> What to do: In the records below, find each line containing the word "LISTA" and copy it.

(Records from a dataset)
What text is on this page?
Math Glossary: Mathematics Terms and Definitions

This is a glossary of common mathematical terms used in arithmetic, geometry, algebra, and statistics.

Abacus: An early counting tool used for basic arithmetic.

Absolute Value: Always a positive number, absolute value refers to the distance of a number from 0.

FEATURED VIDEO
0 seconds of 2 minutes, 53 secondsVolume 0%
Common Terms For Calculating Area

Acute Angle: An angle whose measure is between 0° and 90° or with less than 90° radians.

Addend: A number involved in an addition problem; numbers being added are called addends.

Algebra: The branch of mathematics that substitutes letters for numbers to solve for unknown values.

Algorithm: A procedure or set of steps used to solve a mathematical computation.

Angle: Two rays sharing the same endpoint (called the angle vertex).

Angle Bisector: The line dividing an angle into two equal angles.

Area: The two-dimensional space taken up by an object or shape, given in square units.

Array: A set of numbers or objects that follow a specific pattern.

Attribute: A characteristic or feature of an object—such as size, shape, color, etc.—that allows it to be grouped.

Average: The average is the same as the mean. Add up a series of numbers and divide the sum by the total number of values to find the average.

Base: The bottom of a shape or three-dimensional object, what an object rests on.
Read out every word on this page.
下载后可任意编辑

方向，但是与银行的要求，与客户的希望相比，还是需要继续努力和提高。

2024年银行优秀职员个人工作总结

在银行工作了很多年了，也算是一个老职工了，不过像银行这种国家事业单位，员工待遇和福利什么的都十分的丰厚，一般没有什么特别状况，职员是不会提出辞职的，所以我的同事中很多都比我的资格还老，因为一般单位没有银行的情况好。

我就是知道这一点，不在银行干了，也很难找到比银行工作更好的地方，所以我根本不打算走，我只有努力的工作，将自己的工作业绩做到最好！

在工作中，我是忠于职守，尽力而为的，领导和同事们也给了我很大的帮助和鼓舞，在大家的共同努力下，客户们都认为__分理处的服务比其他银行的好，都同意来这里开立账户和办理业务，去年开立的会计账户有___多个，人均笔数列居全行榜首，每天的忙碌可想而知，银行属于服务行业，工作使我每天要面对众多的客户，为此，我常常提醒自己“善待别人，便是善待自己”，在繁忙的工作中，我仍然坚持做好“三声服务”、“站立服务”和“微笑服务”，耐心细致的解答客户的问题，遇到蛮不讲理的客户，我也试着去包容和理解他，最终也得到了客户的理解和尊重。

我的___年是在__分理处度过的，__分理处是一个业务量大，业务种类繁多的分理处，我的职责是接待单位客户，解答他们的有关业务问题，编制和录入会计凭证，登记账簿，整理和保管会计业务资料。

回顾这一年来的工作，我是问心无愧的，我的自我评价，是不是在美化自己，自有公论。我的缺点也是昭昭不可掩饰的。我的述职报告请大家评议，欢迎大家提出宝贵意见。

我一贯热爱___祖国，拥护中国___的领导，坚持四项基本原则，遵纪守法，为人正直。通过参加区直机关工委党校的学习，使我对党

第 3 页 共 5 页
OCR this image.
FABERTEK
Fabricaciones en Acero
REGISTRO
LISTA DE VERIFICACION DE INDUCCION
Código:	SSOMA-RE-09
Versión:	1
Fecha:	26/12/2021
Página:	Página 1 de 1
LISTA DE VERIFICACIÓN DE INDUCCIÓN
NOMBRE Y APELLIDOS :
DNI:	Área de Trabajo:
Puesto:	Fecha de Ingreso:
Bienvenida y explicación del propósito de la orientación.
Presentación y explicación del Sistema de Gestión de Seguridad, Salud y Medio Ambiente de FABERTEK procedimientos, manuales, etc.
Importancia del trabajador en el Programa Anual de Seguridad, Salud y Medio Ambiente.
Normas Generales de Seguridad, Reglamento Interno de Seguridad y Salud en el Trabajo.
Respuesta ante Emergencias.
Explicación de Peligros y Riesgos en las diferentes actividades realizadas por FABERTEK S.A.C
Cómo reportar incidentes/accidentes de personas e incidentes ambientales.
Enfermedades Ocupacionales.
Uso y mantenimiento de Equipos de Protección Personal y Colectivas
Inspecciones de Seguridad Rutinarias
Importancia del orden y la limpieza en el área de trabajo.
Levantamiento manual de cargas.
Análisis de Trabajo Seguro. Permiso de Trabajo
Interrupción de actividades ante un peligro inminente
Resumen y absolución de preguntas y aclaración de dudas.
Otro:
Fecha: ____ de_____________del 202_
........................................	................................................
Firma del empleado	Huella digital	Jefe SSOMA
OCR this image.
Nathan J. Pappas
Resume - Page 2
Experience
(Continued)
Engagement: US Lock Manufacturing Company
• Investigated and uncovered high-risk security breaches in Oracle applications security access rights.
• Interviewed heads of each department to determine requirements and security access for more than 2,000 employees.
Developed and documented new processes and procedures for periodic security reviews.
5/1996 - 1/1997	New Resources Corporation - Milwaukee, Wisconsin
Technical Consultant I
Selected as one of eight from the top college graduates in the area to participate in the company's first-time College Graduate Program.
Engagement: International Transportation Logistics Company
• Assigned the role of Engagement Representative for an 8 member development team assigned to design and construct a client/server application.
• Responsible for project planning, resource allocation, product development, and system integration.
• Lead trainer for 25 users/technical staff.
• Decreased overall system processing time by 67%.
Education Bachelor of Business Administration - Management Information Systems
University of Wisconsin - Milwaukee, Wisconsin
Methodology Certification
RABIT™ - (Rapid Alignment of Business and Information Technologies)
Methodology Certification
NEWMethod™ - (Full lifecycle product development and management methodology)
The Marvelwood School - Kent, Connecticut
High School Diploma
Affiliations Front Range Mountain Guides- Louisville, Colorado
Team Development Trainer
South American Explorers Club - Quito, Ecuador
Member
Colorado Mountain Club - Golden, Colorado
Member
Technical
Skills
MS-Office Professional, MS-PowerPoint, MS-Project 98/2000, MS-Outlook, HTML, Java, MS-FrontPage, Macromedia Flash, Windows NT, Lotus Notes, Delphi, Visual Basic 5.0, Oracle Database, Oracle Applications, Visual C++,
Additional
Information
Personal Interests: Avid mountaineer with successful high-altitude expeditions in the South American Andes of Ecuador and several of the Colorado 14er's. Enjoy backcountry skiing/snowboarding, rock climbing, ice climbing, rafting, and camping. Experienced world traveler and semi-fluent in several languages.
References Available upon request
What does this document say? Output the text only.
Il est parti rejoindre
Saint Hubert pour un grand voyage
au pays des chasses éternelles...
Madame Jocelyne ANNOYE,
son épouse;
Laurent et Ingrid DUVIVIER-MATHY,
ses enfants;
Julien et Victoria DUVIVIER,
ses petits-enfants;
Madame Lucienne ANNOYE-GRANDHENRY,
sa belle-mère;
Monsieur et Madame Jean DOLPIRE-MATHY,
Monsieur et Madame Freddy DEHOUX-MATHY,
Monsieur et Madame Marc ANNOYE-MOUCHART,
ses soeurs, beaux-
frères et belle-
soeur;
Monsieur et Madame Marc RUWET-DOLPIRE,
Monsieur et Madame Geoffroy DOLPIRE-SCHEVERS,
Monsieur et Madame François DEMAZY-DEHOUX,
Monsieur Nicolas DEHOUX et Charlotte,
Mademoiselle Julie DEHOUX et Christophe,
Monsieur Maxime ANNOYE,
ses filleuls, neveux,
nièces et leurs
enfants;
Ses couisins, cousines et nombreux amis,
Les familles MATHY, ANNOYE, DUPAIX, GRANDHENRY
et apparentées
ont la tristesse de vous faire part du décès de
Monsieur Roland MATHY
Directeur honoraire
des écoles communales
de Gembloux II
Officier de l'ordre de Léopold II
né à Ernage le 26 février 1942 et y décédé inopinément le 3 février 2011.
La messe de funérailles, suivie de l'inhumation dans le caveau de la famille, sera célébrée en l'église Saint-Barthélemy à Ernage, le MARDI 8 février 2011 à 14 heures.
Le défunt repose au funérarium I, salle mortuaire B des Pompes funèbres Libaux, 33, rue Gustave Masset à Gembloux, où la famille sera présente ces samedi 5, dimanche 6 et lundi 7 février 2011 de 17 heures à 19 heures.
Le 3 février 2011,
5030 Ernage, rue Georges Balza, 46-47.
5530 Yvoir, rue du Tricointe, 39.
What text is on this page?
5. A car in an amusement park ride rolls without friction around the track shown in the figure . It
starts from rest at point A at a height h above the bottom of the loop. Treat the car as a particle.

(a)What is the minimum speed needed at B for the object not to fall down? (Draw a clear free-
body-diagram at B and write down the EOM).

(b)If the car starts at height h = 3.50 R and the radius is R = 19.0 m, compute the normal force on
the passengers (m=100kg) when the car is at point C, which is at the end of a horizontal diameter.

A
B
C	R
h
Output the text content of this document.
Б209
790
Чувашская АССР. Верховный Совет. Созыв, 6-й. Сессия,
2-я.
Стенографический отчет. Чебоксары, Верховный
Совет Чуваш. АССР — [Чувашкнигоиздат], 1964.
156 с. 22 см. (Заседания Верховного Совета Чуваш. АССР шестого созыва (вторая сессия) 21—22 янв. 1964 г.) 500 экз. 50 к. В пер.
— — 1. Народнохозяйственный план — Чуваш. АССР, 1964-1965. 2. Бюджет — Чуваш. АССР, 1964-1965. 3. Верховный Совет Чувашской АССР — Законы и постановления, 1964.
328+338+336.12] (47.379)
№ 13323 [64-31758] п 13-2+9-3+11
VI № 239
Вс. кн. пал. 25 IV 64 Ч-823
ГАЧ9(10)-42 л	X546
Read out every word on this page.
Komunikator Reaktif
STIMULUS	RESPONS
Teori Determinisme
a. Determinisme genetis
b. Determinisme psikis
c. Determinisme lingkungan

> Written answer:
LISTA DE VERIFICACION DE INDUCCION
LISTA DE VERIFICACIÓN DE INDUCCIÓN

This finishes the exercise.